Task description
Can you print the data exactly and leave out each image?

— begin —

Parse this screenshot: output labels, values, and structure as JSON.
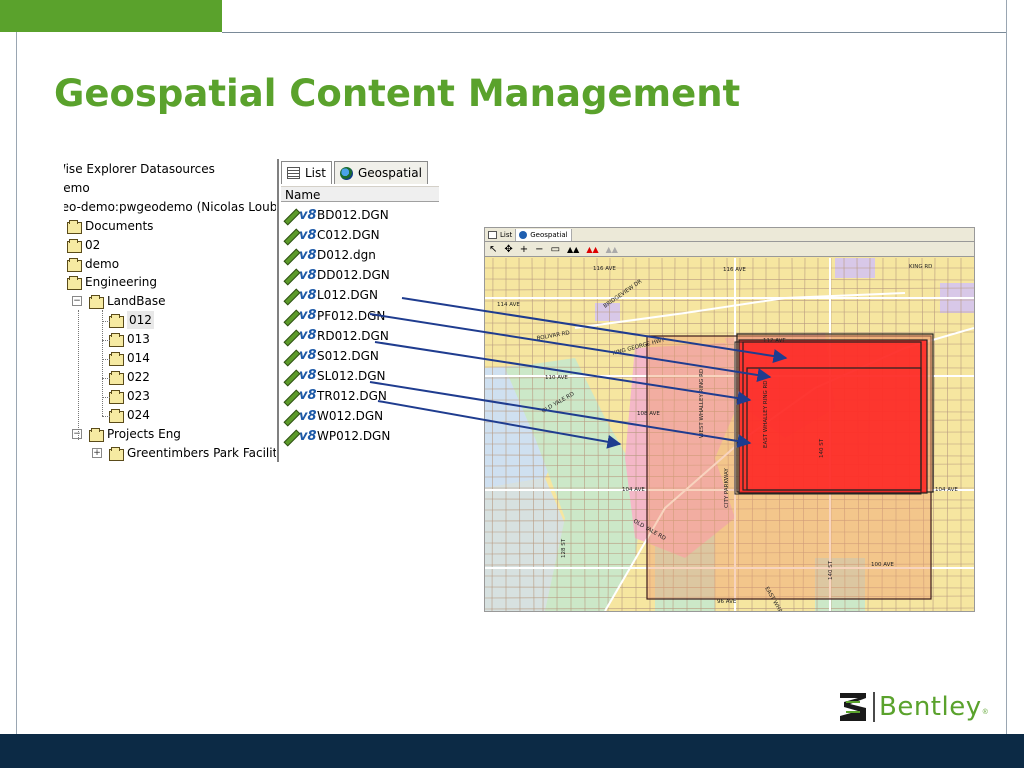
{
  "slide": {
    "title": "Geospatial Content Management",
    "brand_color": "#5aa22c",
    "footer_color": "#0c2a45",
    "logo_text": "Bentley",
    "logo_registered": "®"
  },
  "tree": {
    "items": [
      {
        "label": "Wise Explorer Datasources",
        "icon": "datasources-icon"
      },
      {
        "label": "Demo",
        "icon": "server-icon"
      },
      {
        "label": "geo-demo:pwgeodemo (Nicolas Loubie",
        "icon": "datasource-icon"
      },
      {
        "label": "Documents",
        "icon": "documents-icon"
      },
      {
        "label": "02",
        "icon": "folder-icon"
      },
      {
        "label": "demo",
        "icon": "folder-icon"
      },
      {
        "label": "Engineering",
        "icon": "folder-icon"
      },
      {
        "label": "LandBase",
        "icon": "folder-icon",
        "expander": "⊟"
      },
      {
        "label": "012",
        "icon": "folder-icon",
        "selected": true
      },
      {
        "label": "013",
        "icon": "folder-icon"
      },
      {
        "label": "014",
        "icon": "folder-icon"
      },
      {
        "label": "022",
        "icon": "folder-icon"
      },
      {
        "label": "023",
        "icon": "folder-icon"
      },
      {
        "label": "024",
        "icon": "folder-icon"
      },
      {
        "label": "Projects Eng",
        "icon": "folder-icon",
        "expander": "⊟"
      },
      {
        "label": "Greentimbers Park Faciliti",
        "icon": "folder-icon",
        "expander": "⊞"
      }
    ]
  },
  "file_panel": {
    "tabs": [
      {
        "label": "List",
        "icon": "list-icon",
        "active": true
      },
      {
        "label": "Geospatial",
        "icon": "globe-icon",
        "active": false
      }
    ],
    "column_header": "Name",
    "files": [
      "BD012.DGN",
      "C012.DGN",
      "D012.dgn",
      "DD012.DGN",
      "L012.DGN",
      "PF012.DGN",
      "RD012.DGN",
      "S012.DGN",
      "SL012.DGN",
      "TR012.DGN",
      "W012.DGN",
      "WP012.DGN"
    ]
  },
  "map": {
    "tabs": [
      "List",
      "Geospatial"
    ],
    "toolbar_icons": [
      "select-arrow-icon",
      "pan-icon",
      "zoom-in-icon",
      "zoom-out-icon",
      "zoom-box-icon",
      "terrain-icon",
      "terrain-red-icon",
      "terrain-grey-icon"
    ],
    "street_labels": [
      "116 AVE",
      "116 AVE",
      "KING RD",
      "BRIDGEVIEW DR",
      "114 AVE",
      "KING GEORGE HWY",
      "BOLIVAR RD",
      "112 AVE",
      "110 AVE",
      "OLD YALE RD",
      "108 AVE",
      "WEST WHALLEY RING RD",
      "EAST WHALLEY RING RD",
      "140 ST",
      "104 AVE",
      "104 AVE",
      "CITY PARKWAY",
      "OLD YALE RD",
      "100 AVE",
      "96 AVE",
      "128 ST",
      "140 ST",
      "EAST WHALLEY"
    ],
    "colors": {
      "base": "#f6e6a0",
      "pink": "#f4b8c8",
      "green": "#cce8c8",
      "blue": "#cfe0f0",
      "lavender": "#d8c8e8",
      "extent_red": "#ff2020",
      "extent_salmon": "#f0a070",
      "arrow": "#1f3c8f"
    }
  }
}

— end —

The response
Parse this screenshot: output labels, values, and structure as JSON.
{
  "slide": {
    "title": "Geospatial Content Management",
    "brand_color": "#5aa22c",
    "footer_color": "#0c2a45",
    "logo_text": "Bentley",
    "logo_registered": "®"
  },
  "tree": {
    "items": [
      {
        "label": "Wise Explorer Datasources",
        "icon": "datasources-icon"
      },
      {
        "label": "Demo",
        "icon": "server-icon"
      },
      {
        "label": "geo-demo:pwgeodemo (Nicolas Loubie",
        "icon": "datasource-icon"
      },
      {
        "label": "Documents",
        "icon": "documents-icon"
      },
      {
        "label": "02",
        "icon": "folder-icon"
      },
      {
        "label": "demo",
        "icon": "folder-icon"
      },
      {
        "label": "Engineering",
        "icon": "folder-icon"
      },
      {
        "label": "LandBase",
        "icon": "folder-icon",
        "expander": "⊟"
      },
      {
        "label": "012",
        "icon": "folder-icon",
        "selected": true
      },
      {
        "label": "013",
        "icon": "folder-icon"
      },
      {
        "label": "014",
        "icon": "folder-icon"
      },
      {
        "label": "022",
        "icon": "folder-icon"
      },
      {
        "label": "023",
        "icon": "folder-icon"
      },
      {
        "label": "024",
        "icon": "folder-icon"
      },
      {
        "label": "Projects Eng",
        "icon": "folder-icon",
        "expander": "⊟"
      },
      {
        "label": "Greentimbers Park Faciliti",
        "icon": "folder-icon",
        "expander": "⊞"
      }
    ]
  },
  "file_panel": {
    "tabs": [
      {
        "label": "List",
        "icon": "list-icon",
        "active": true
      },
      {
        "label": "Geospatial",
        "icon": "globe-icon",
        "active": false
      }
    ],
    "column_header": "Name",
    "files": [
      "BD012.DGN",
      "C012.DGN",
      "D012.dgn",
      "DD012.DGN",
      "L012.DGN",
      "PF012.DGN",
      "RD012.DGN",
      "S012.DGN",
      "SL012.DGN",
      "TR012.DGN",
      "W012.DGN",
      "WP012.DGN"
    ]
  },
  "map": {
    "tabs": [
      "List",
      "Geospatial"
    ],
    "toolbar_icons": [
      "select-arrow-icon",
      "pan-icon",
      "zoom-in-icon",
      "zoom-out-icon",
      "zoom-box-icon",
      "terrain-icon",
      "terrain-red-icon",
      "terrain-grey-icon"
    ],
    "street_labels": [
      "116 AVE",
      "116 AVE",
      "KING RD",
      "BRIDGEVIEW DR",
      "114 AVE",
      "KING GEORGE HWY",
      "BOLIVAR RD",
      "112 AVE",
      "110 AVE",
      "OLD YALE RD",
      "108 AVE",
      "WEST WHALLEY RING RD",
      "EAST WHALLEY RING RD",
      "140 ST",
      "104 AVE",
      "104 AVE",
      "CITY PARKWAY",
      "OLD YALE RD",
      "100 AVE",
      "96 AVE",
      "128 ST",
      "140 ST",
      "EAST WHALLEY"
    ],
    "colors": {
      "base": "#f6e6a0",
      "pink": "#f4b8c8",
      "green": "#cce8c8",
      "blue": "#cfe0f0",
      "lavender": "#d8c8e8",
      "extent_red": "#ff2020",
      "extent_salmon": "#f0a070",
      "arrow": "#1f3c8f"
    }
  }
}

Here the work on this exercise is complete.